--- START OF Records supplied ---
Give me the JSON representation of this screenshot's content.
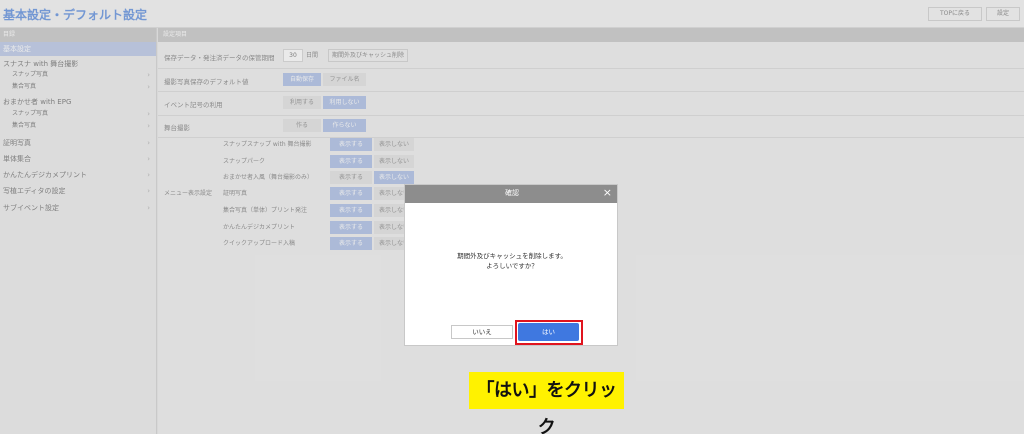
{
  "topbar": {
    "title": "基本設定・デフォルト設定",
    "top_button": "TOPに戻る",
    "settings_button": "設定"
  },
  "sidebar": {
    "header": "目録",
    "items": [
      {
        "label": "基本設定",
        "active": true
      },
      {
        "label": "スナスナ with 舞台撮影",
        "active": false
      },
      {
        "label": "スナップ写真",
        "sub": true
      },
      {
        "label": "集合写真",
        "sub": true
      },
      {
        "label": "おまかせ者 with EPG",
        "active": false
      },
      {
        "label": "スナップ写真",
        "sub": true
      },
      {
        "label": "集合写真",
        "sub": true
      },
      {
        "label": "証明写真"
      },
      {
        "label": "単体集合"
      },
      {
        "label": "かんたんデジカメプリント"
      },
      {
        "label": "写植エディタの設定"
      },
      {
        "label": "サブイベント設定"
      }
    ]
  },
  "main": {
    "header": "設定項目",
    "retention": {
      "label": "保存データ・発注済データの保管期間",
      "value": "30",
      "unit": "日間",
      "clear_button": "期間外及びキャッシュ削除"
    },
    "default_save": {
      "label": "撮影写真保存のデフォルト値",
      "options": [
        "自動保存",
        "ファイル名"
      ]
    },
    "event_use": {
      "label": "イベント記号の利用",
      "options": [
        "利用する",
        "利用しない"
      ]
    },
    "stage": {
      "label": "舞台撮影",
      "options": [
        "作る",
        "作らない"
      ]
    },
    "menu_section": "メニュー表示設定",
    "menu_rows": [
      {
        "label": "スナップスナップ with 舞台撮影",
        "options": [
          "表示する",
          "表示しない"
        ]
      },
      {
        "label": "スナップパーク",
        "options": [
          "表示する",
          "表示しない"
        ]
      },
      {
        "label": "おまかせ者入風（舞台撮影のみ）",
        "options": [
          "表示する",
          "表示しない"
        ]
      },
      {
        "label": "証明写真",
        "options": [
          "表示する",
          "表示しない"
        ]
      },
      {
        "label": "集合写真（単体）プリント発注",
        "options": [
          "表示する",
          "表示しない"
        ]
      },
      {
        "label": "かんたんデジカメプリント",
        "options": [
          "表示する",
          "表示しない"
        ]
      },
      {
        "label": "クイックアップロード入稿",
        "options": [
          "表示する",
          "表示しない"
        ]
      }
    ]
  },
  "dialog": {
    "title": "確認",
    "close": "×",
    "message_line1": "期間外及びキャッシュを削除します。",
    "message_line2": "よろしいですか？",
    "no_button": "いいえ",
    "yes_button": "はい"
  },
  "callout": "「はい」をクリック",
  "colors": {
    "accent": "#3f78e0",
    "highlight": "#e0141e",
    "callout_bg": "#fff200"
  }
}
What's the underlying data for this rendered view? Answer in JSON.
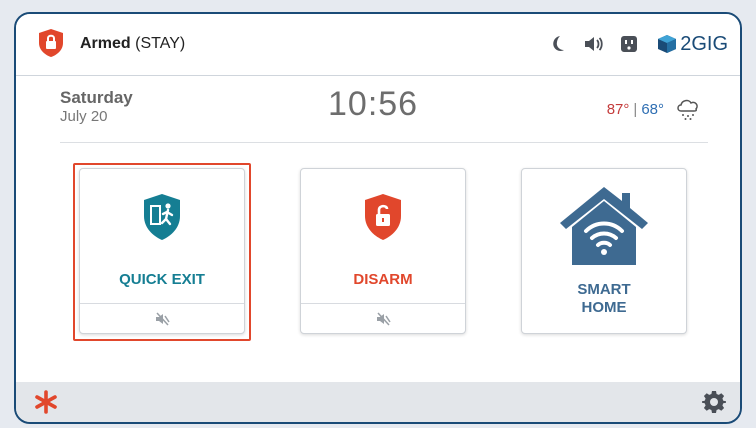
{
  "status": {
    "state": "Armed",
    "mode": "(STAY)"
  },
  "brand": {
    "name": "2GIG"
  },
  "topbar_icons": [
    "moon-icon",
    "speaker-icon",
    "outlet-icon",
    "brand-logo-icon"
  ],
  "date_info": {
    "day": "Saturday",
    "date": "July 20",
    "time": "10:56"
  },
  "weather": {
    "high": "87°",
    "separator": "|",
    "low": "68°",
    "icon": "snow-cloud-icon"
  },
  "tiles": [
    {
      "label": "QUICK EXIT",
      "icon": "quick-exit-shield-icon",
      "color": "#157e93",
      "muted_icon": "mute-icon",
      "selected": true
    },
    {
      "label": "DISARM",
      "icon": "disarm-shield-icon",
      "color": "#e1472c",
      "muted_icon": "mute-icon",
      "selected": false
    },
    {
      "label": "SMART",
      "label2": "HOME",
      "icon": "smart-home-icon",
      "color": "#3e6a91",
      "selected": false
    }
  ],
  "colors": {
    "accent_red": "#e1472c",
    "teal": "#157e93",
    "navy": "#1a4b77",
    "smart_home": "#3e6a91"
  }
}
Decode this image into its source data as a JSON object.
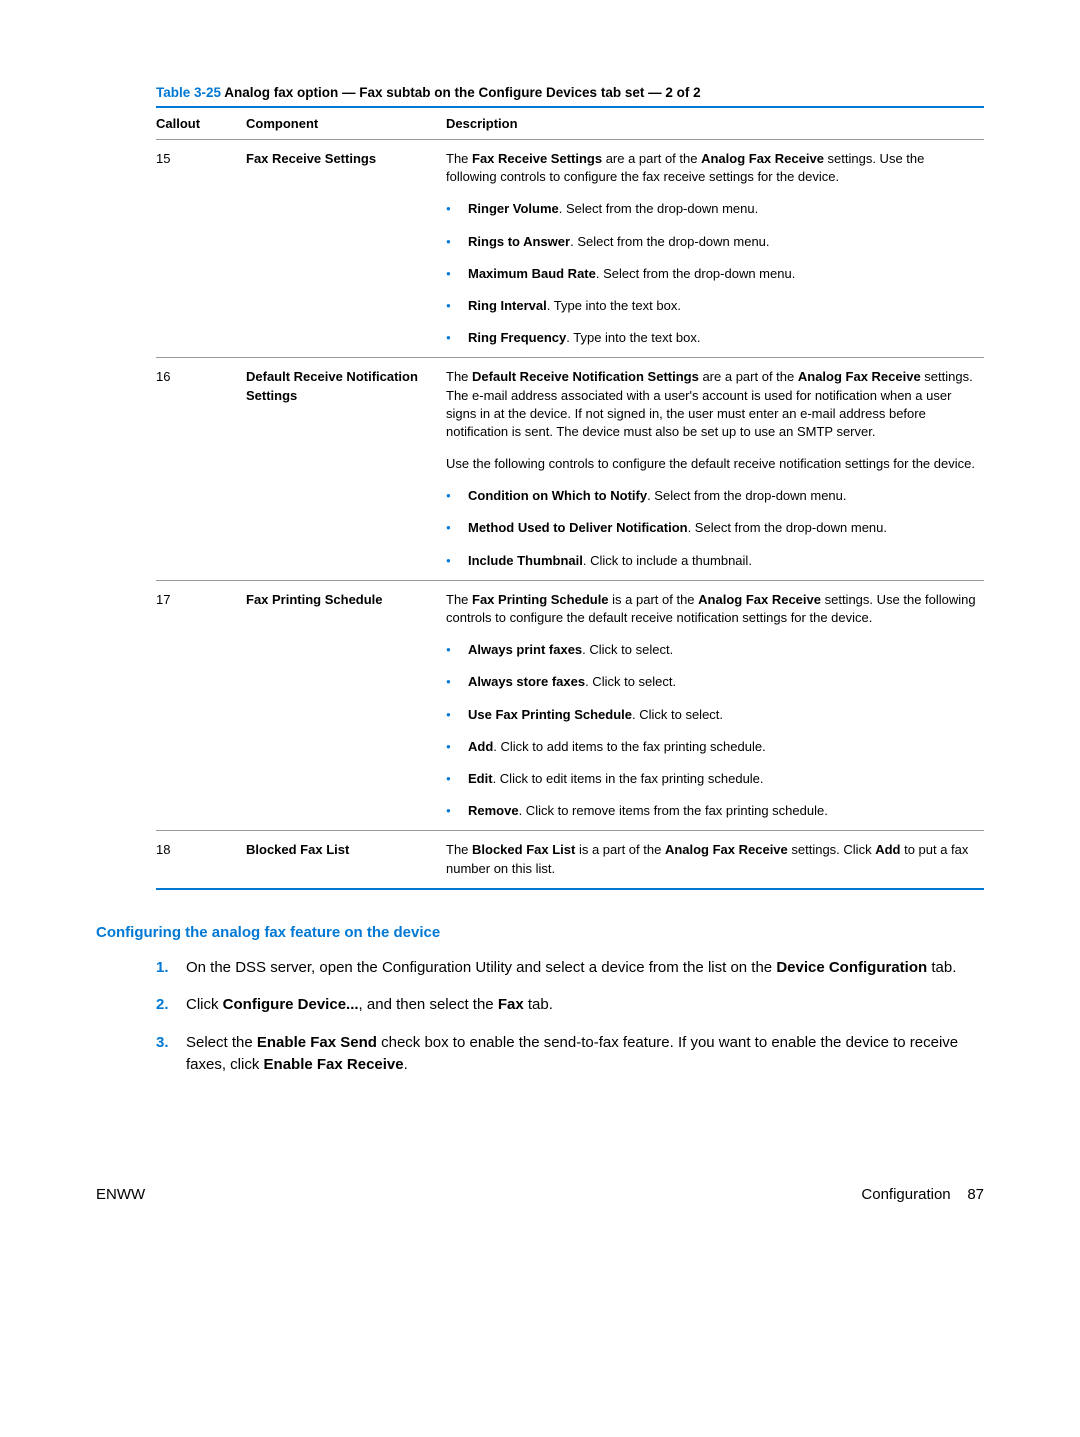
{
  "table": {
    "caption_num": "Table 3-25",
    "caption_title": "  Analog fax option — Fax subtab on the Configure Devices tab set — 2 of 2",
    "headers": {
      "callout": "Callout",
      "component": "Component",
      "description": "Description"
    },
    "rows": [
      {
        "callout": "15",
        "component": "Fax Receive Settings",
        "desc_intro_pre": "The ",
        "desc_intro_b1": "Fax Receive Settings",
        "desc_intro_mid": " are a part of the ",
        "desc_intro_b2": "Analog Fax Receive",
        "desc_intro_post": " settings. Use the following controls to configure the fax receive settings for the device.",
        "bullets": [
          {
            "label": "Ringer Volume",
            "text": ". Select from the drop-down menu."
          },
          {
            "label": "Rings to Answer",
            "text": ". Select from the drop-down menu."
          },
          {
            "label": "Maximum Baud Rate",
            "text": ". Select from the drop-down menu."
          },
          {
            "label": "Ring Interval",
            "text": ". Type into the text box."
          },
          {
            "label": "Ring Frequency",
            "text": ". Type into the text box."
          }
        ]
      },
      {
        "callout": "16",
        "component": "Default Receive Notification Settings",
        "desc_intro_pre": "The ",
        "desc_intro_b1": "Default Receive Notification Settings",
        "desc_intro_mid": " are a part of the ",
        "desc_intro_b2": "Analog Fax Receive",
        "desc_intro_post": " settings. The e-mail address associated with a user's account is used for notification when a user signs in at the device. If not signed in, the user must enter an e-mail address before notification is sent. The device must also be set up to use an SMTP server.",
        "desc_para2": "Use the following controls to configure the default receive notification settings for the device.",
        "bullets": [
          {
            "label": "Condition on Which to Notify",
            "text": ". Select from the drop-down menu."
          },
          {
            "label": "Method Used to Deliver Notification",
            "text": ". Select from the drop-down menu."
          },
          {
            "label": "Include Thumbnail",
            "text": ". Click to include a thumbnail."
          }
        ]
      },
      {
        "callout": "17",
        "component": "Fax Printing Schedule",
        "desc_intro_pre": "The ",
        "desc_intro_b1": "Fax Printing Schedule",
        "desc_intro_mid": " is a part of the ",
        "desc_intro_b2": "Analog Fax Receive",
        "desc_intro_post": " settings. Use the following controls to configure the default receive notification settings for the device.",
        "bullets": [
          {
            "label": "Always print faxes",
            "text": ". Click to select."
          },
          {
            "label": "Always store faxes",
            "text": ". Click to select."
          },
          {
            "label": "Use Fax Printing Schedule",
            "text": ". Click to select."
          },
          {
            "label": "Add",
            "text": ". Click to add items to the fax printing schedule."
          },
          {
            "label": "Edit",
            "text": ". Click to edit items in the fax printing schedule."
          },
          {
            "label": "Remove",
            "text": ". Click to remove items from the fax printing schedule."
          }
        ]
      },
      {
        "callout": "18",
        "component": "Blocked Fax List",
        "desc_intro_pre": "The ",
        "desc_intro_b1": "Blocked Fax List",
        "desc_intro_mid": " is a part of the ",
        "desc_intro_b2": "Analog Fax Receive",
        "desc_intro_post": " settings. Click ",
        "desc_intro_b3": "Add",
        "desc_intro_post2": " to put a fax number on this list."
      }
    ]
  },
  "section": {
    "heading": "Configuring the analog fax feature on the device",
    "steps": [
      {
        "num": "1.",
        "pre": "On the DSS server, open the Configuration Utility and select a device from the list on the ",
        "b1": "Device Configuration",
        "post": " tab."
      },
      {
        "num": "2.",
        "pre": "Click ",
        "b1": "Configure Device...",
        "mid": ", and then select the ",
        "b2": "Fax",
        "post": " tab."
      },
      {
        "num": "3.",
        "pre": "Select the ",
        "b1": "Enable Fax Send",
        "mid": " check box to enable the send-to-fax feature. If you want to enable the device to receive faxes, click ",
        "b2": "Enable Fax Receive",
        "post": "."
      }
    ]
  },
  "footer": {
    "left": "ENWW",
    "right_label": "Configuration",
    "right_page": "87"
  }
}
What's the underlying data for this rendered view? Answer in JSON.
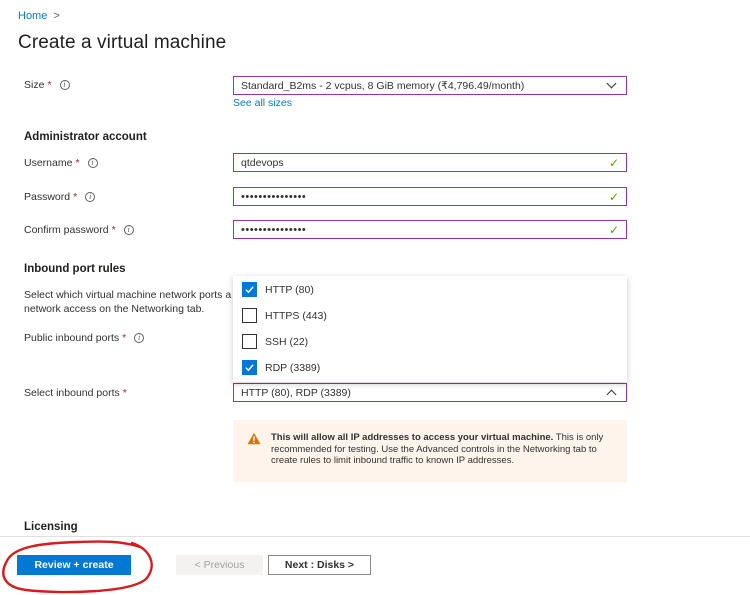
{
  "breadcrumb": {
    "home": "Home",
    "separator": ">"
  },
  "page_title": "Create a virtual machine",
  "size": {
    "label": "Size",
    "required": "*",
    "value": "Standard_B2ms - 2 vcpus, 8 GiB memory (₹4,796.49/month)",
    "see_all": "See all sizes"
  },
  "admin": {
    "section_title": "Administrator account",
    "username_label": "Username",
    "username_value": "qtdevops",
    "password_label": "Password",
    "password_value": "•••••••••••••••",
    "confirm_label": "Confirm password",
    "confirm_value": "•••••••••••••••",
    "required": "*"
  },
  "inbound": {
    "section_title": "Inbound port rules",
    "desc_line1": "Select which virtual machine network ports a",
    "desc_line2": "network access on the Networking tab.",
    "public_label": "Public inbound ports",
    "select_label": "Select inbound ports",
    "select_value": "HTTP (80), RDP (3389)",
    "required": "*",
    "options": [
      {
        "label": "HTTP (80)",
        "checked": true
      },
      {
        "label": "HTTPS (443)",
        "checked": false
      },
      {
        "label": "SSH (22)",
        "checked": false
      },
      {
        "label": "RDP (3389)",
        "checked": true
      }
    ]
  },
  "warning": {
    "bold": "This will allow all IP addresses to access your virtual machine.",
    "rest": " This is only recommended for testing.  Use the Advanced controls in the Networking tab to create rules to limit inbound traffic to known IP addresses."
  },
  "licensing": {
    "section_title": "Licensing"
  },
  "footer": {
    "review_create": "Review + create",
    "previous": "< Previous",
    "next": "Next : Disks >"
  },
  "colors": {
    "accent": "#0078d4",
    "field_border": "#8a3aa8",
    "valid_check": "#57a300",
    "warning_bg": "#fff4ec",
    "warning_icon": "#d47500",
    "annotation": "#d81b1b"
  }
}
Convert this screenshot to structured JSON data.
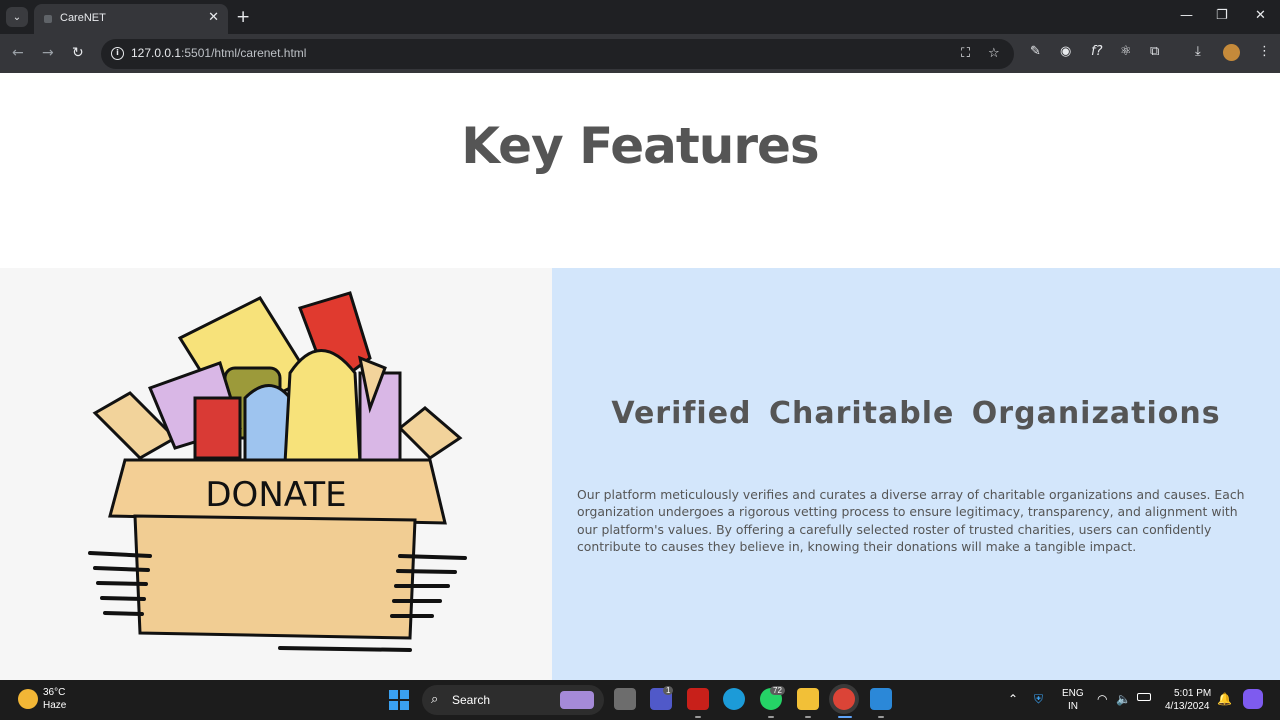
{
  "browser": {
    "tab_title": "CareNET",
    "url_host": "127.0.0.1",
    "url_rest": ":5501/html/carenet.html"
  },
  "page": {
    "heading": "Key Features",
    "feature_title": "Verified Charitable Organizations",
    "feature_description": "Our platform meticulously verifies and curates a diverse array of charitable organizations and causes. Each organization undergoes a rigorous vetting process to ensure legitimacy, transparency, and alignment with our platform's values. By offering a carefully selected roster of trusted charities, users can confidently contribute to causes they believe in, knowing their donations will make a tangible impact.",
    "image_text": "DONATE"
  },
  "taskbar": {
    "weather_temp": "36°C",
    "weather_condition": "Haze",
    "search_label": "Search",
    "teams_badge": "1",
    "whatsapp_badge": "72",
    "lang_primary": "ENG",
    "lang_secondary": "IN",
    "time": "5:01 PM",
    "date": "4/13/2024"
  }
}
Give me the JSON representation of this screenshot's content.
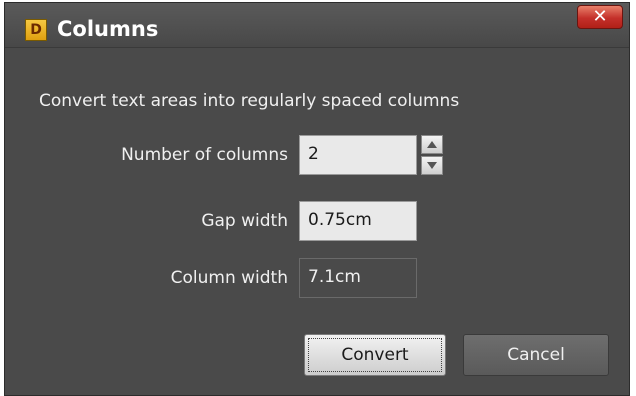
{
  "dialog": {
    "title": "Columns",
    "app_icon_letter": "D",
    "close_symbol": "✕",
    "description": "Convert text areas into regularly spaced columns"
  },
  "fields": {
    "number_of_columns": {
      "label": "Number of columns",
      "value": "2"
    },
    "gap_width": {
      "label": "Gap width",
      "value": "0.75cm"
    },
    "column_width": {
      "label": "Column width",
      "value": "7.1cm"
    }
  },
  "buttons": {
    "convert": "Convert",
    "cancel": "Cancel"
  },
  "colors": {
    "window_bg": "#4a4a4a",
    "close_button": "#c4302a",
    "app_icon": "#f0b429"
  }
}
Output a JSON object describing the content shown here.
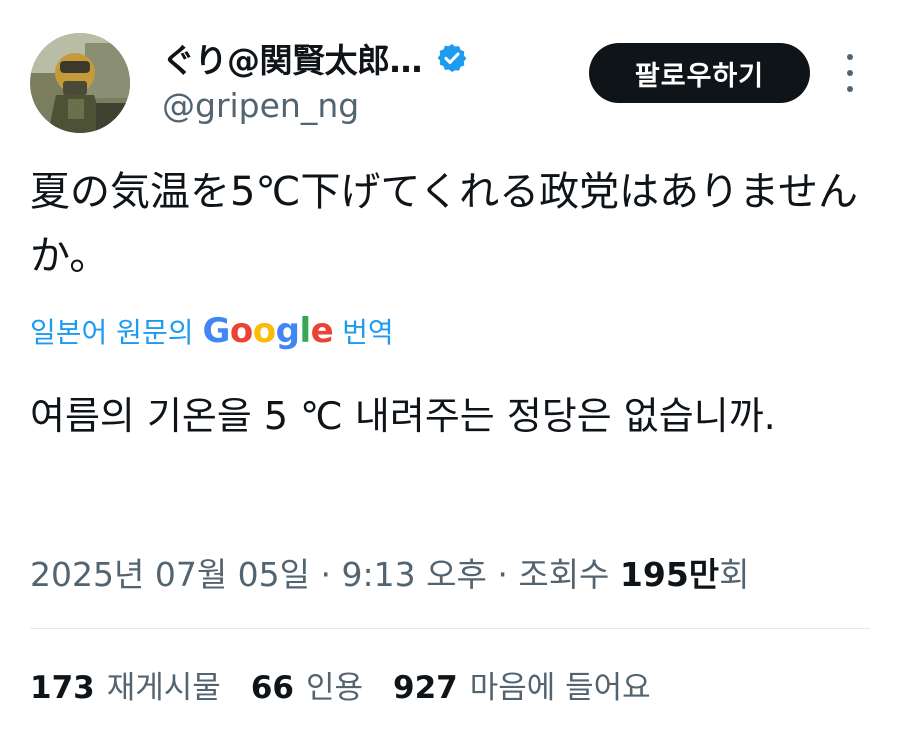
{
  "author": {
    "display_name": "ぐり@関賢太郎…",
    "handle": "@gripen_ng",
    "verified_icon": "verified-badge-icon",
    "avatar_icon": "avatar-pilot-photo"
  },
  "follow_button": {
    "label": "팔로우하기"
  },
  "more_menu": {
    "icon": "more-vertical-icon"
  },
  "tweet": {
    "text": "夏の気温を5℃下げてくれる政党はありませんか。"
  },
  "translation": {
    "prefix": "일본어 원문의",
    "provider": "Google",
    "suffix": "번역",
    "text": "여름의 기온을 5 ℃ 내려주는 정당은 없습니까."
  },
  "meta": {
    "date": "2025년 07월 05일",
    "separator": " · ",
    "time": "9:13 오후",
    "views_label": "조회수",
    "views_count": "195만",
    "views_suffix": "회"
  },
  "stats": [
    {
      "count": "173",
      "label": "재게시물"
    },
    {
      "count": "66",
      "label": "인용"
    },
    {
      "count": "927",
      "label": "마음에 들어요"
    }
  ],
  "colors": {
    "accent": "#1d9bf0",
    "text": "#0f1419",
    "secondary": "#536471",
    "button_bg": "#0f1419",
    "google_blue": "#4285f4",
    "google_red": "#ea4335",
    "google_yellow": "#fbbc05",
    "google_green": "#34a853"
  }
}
--- END OF Records supplied ---
▶ Exercise description
Where a line holds "selected", copy it out.

▶ Output of the task
      "selected": true
      "selected": false
      "selected": false
    "feature_description": "Our platform meticulously verifies and curates a diverse array of charitable organizations and causes. Each organization undergoes a rigorous vetting process to ensure legitimacy, transparency, and alignment with our platform's values. By offering a carefully selected roster of trusted charities, users can confidently contribute to causes they believe in, knowing their donations will make a tangible impact.",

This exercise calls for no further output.